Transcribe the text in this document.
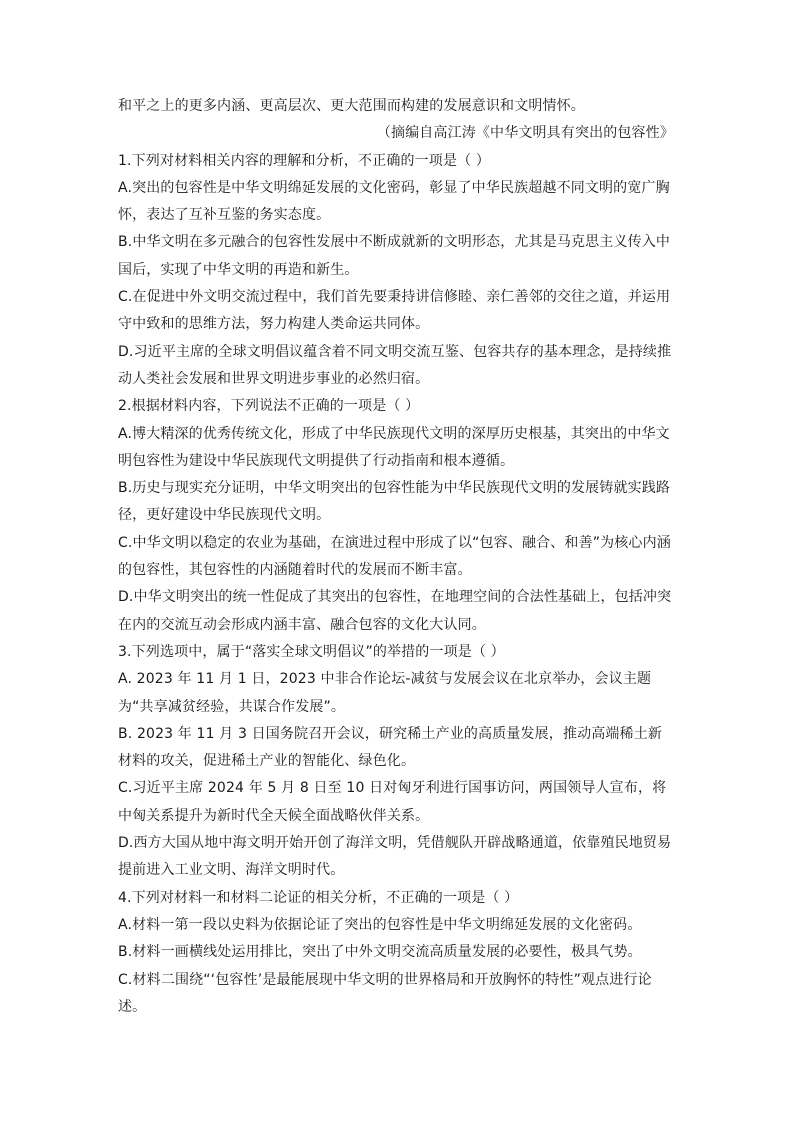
和平之上的更多内涵、更高层次、更大范围而构建的发展意识和文明情怀。

（摘编自高江涛《中华文明具有突出的包容性》

1.下列对材料相关内容的理解和分析，不正确的一项是（ ）

A.突出的包容性是中华文明绵延发展的文化密码，彰显了中华民族超越不同文明的宽广胸怀，表达了互补互鉴的务实态度。

B.中华文明在多元融合的包容性发展中不断成就新的文明形态，尤其是马克思主义传入中国后，实现了中华文明的再造和新生。

C.在促进中外文明交流过程中，我们首先要秉持讲信修睦、亲仁善邻的交往之道，并运用守中致和的思维方法，努力构建人类命运共同体。

D.习近平主席的全球文明倡议蕴含着不同文明交流互鉴、包容共存的基本理念，是持续推动人类社会发展和世界文明进步事业的必然归宿。

2.根据材料内容，下列说法不正确的一项是（ ）

A.博大精深的优秀传统文化，形成了中华民族现代文明的深厚历史根基，其突出的中华文明包容性为建设中华民族现代文明提供了行动指南和根本遵循。

B.历史与现实充分证明，中华文明突出的包容性能为中华民族现代文明的发展铸就实践路径，更好建设中华民族现代文明。

C.中华文明以稳定的农业为基础，在演进过程中形成了以“包容、融合、和善”为核心内涵的包容性，其包容性的内涵随着时代的发展而不断丰富。

D.中华文明突出的统一性促成了其突出的包容性，在地理空间的合法性基础上，包括冲突在内的交流互动会形成内涵丰富、融合包容的文化大认同。

3.下列选项中，属于“落实全球文明倡议”的举措的一项是（ ）

A. 2023 年 11 月 1 日，2023 中非合作论坛-减贫与发展会议在北京举办，会议主题为“共享减贫经验，共谋合作发展”。

B. 2023 年 11 月 3 日国务院召开会议，研究稀土产业的高质量发展，推动高端稀土新材料的攻关，促进稀土产业的智能化、绿色化。

C.习近平主席 2024 年 5 月 8 日至 10 日对匈牙利进行国事访问，两国领导人宣布，将中匈关系提升为新时代全天候全面战略伙伴关系。

D.西方大国从地中海文明开始开创了海洋文明，凭借舰队开辟战略通道，依靠殖民地贸易提前进入工业文明、海洋文明时代。

4.下列对材料一和材料二论证的相关分析，不正确的一项是（ ）

A.材料一第一段以史料为依据论证了突出的包容性是中华文明绵延发展的文化密码。

B.材料一画横线处运用排比，突出了中外文明交流高质量发展的必要性，极具气势。

C.材料二围绕“‘包容性’是最能展现中华文明的世界格局和开放胸怀的特性”观点进行论述。
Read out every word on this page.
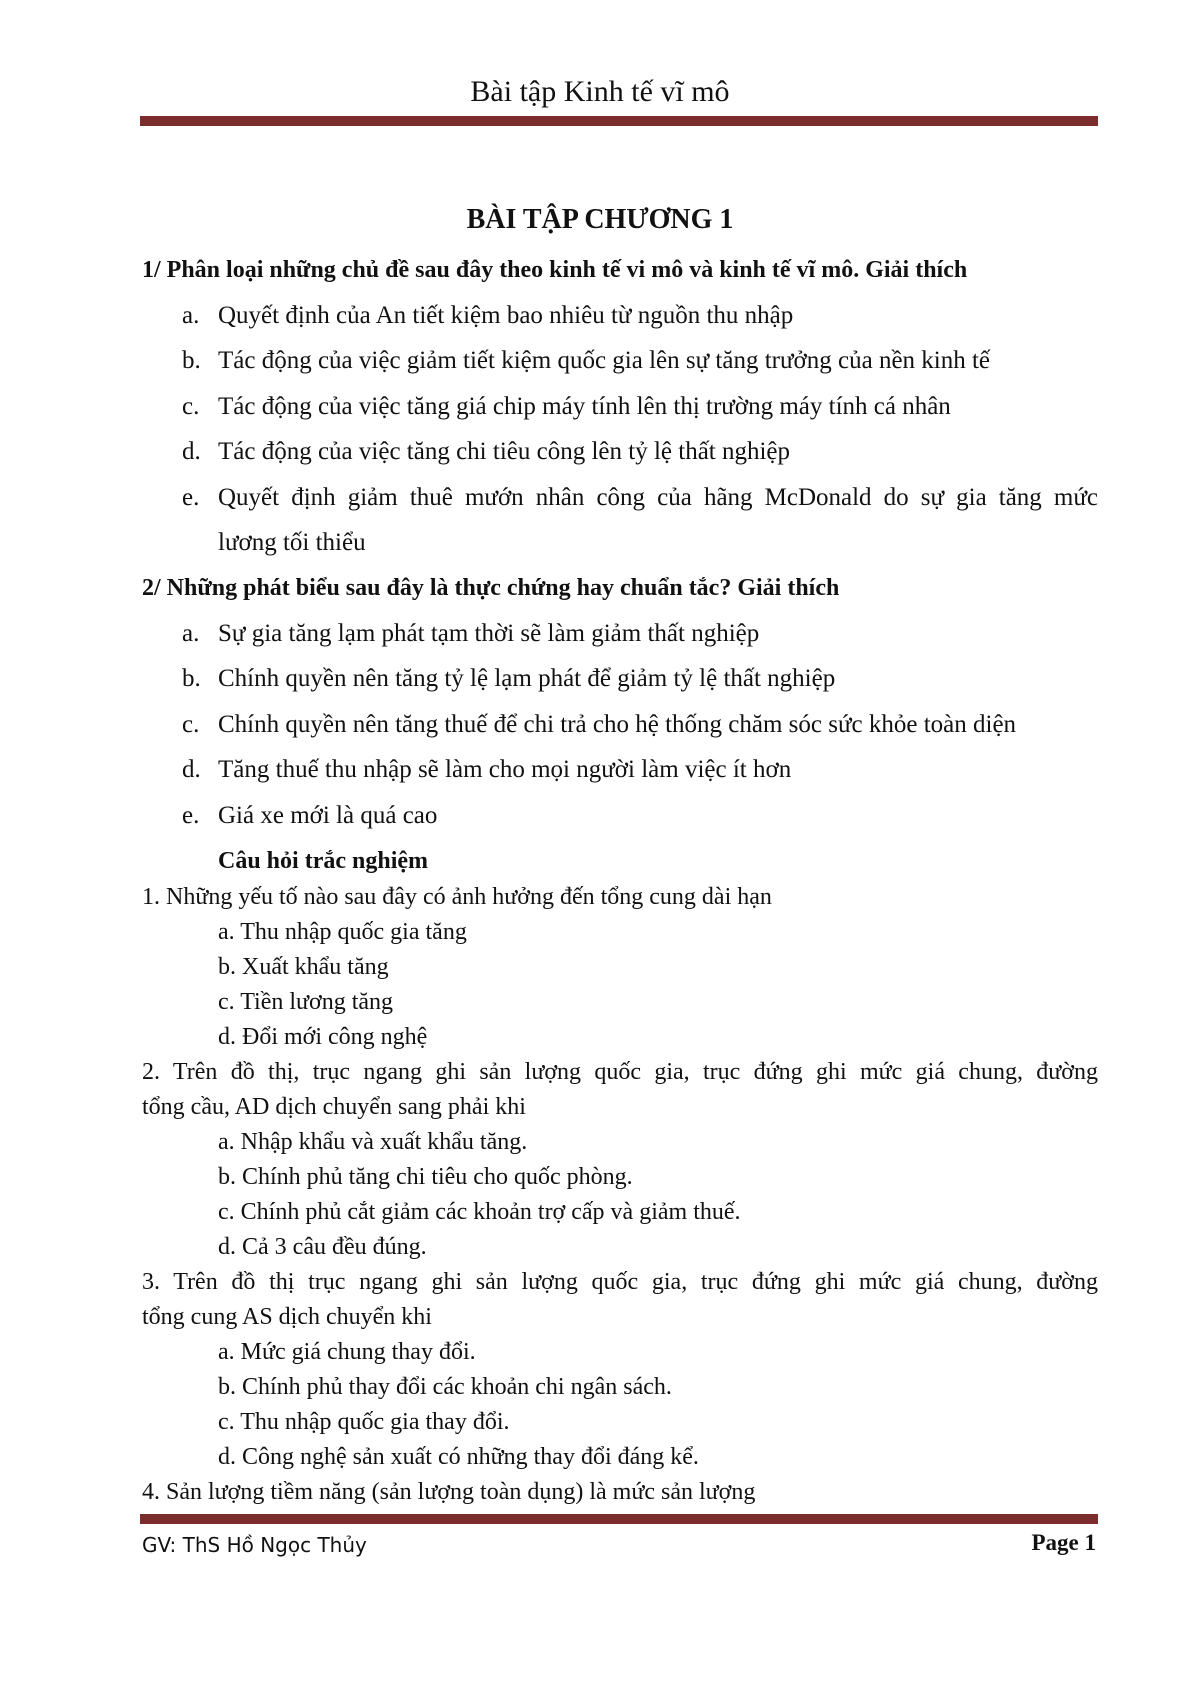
Bài tập Kinh tế vĩ mô
BÀI TẬP CHƯƠNG 1
1/ Phân loại những chủ đề sau đây theo kinh tế vi mô và kinh tế vĩ mô. Giải thích
a. Quyết định của An tiết kiệm bao nhiêu từ nguồn thu nhập
b. Tác động của việc giảm tiết kiệm quốc gia lên sự tăng trưởng của nền kinh tế
c. Tác động của việc tăng giá chip máy tính lên thị trường máy tính cá nhân
d. Tác động của việc tăng chi tiêu công lên tỷ lệ thất nghiệp
e. Quyết định giảm thuê mướn nhân công của hãng McDonald do sự gia tăng mức
lương tối thiểu
2/ Những phát biểu sau đây là thực chứng hay chuẩn tắc? Giải thích
a. Sự gia tăng lạm phát tạm thời sẽ làm giảm thất nghiệp
b. Chính quyền nên tăng tỷ lệ lạm phát để giảm tỷ lệ thất nghiệp
c. Chính quyền nên tăng thuế để chi trả cho hệ thống chăm sóc sức khỏe toàn diện
d. Tăng thuế thu nhập sẽ làm cho mọi người làm việc ít hơn
e. Giá xe mới là quá cao
Câu hỏi trắc nghiệm
1. Những yếu tố nào sau đây có ảnh hưởng đến tổng cung dài hạn
a. Thu nhập quốc gia tăng
b. Xuất khẩu tăng
c. Tiền lương tăng
d. Đổi mới công nghệ
2. Trên đồ thị, trục ngang ghi sản lượng quốc gia, trục đứng ghi mức giá chung, đường
tổng cầu, AD dịch chuyển sang phải khi
a. Nhập khẩu và xuất khẩu tăng.
b. Chính phủ tăng chi tiêu cho quốc phòng.
c. Chính phủ cắt giảm các khoản trợ cấp và giảm thuế.
d. Cả 3 câu đều đúng.
3. Trên đồ thị trục ngang ghi sản lượng quốc gia, trục đứng ghi mức giá chung, đường
tổng cung AS dịch chuyển khi
a. Mức giá chung thay đổi.
b. Chính phủ thay đổi các khoản chi ngân sách.
c. Thu nhập quốc gia thay đổi.
d. Công nghệ sản xuất có những thay đổi đáng kể.
4. Sản lượng tiềm năng (sản lượng toàn dụng) là mức sản lượng
GV: ThS Hồ Ngọc Thủy	Page 1
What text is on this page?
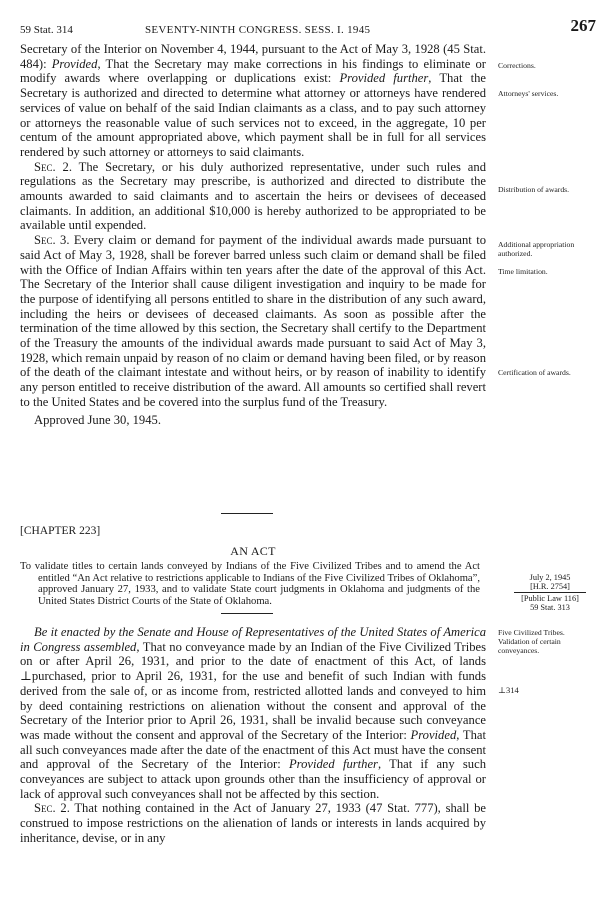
59 Stat. 314	SEVENTY-NINTH CONGRESS. SESS. I. 1945	267

Secretary of the Interior on November 4, 1944, pursuant to the Act of May 3, 1928 (45 Stat. 484): Provided, That the Secretary may make corrections in his findings to eliminate or modify awards where overlapping or duplications exist: Provided further, That the Secretary is authorized and directed to determine what attorney or attorneys have rendered services of value on behalf of the said Indian claimants as a class, and to pay such attorney or attorneys the reasonable value of such services not to exceed, in the aggregate, 10 per centum of the amount appropriated above, which payment shall be in full for all services rendered by such attorney or attorneys to said claimants.

Sec. 2. The Secretary, or his duly authorized representative, under such rules and regulations as the Secretary may prescribe, is authorized and directed to distribute the amounts awarded to said claimants and to ascertain the heirs or devisees of deceased claimants. In addition, an additional $10,000 is hereby authorized to be appropriated to be available until expended.

Sec. 3. Every claim or demand for payment of the individual awards made pursuant to said Act of May 3, 1928, shall be forever barred unless such claim or demand shall be filed with the Office of Indian Affairs within ten years after the date of the approval of this Act. The Secretary of the Interior shall cause diligent investigation and inquiry to be made for the purpose of identifying all persons entitled to share in the distribution of any such award, including the heirs or devisees of deceased claimants. As soon as possible after the termination of the time allowed by this section, the Secretary shall certify to the Department of the Treasury the amounts of the individual awards made pursuant to said Act of May 3, 1928, which remain unpaid by reason of no claim or demand having been filed, or by reason of the death of the claimant intestate and without heirs, or by reason of inability to identify any person entitled to receive distribution of the award. All amounts so certified shall revert to the United States and be covered into the surplus fund of the Treasury.

Approved June 30, 1945.

Corrections.
Attorneys' services.
Distribution of awards.
Additional appropriation authorized.
Time limitation.
Certification of awards.
[CHAPTER 223]
AN ACT
To validate titles to certain lands conveyed by Indians of the Five Civilized Tribes and to amend the Act entitled “An Act relative to restrictions applicable to Indians of the Five Civilized Tribes of Oklahoma”, approved January 27, 1933, and to validate State court judgments in Oklahoma and judgments of the United States District Courts of the State of Oklahoma.
July 2, 1945
[H.R. 2754]
[Public Law 116]
59 Stat. 313

Be it enacted by the Senate and House of Representatives of the United States of America in Congress assembled, That no conveyance made by an Indian of the Five Civilized Tribes on or after April 26, 1931, and prior to the date of enactment of this Act, of lands ⊥purchased, prior to April 26, 1931, for the use and benefit of such Indian with funds derived from the sale of, or as income from, restricted allotted lands and conveyed to him by deed containing restrictions on alienation without the consent and approval of the Secretary of the Interior prior to April 26, 1931, shall be invalid because such conveyance was made without the consent and approval of the Secretary of the Interior: Provided, That all such conveyances made after the date of the enactment of this Act must have the consent and approval of the Secretary of the Interior: Provided further, That if any such conveyances are subject to attack upon grounds other than the insufficiency of approval or lack of approval such conveyances shall not be affected by this section.

Sec. 2. That nothing contained in the Act of January 27, 1933 (47 Stat. 777), shall be construed to impose restrictions on the alienation of lands or interests in lands acquired by inheritance, devise, or in any

Five Civilized Tribes. Validation of certain conveyances.
⊥314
= = =
> **Exercise goal**
Locate the word "thay" in the records above, and return each line that has it.

> **Result of the exercise**
a. Mức giá chung thay đổi.
b. Chính phủ thay đổi các khoản chi ngân sách.
c. Thu nhập quốc gia thay đổi.
d. Công nghệ sản xuất có những thay đổi đáng kể.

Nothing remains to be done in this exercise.